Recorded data
——————

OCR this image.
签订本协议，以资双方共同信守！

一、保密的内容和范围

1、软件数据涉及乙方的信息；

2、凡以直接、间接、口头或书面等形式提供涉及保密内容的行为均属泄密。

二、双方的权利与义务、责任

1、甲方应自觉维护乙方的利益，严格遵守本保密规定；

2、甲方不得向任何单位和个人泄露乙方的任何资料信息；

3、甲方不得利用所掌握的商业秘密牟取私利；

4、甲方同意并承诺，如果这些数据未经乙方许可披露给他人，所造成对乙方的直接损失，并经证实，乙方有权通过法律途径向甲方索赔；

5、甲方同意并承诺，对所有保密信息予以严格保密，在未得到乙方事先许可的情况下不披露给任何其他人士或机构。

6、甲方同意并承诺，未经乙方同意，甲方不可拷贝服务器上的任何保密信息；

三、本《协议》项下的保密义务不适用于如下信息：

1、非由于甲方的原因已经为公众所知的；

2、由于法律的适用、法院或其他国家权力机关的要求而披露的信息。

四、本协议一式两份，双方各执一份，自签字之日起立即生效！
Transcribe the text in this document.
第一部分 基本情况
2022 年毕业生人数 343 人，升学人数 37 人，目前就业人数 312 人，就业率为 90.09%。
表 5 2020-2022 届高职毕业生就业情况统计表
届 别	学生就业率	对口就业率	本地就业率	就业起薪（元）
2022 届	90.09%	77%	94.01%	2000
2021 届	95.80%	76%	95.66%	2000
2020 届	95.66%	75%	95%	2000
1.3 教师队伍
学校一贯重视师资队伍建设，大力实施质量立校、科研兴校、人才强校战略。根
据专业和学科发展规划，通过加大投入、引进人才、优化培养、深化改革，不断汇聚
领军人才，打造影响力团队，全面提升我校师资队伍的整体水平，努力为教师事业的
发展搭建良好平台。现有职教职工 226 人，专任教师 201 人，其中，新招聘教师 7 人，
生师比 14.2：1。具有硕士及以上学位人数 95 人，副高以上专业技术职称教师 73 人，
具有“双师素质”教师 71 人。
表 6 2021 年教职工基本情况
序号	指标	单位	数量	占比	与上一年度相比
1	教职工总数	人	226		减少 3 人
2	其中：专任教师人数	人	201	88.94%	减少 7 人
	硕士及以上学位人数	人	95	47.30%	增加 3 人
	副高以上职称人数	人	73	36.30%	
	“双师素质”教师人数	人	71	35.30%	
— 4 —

——————

▸ WHAT IS REQUIRED: All lines from the one containing "Transcribe the text in this document." through the final line of the listing above are to be reproduced exactly; include both and add nothing.

▸ RESULT:
Transcribe the text in this document.
第一部分 基本情况
2022 年毕业生人数 343 人，升学人数 37 人，目前就业人数 312 人，就业率为 90.09%。
表 5 2020-2022 届高职毕业生就业情况统计表
届 别	学生就业率	对口就业率	本地就业率	就业起薪（元）
2022 届	90.09%	77%	94.01%	2000
2021 届	95.80%	76%	95.66%	2000
2020 届	95.66%	75%	95%	2000
1.3 教师队伍
学校一贯重视师资队伍建设，大力实施质量立校、科研兴校、人才强校战略。根
据专业和学科发展规划，通过加大投入、引进人才、优化培养、深化改革，不断汇聚
领军人才，打造影响力团队，全面提升我校师资队伍的整体水平，努力为教师事业的
发展搭建良好平台。现有职教职工 226 人，专任教师 201 人，其中，新招聘教师 7 人，
生师比 14.2：1。具有硕士及以上学位人数 95 人，副高以上专业技术职称教师 73 人，
具有“双师素质”教师 71 人。
表 6 2021 年教职工基本情况
序号	指标	单位	数量	占比	与上一年度相比
1	教职工总数	人	226		减少 3 人
2	其中：专任教师人数	人	201	88.94%	减少 7 人
	硕士及以上学位人数	人	95	47.30%	增加 3 人
	副高以上职称人数	人	73	36.30%	
	“双师素质”教师人数	人	71	35.30%	
— 4 —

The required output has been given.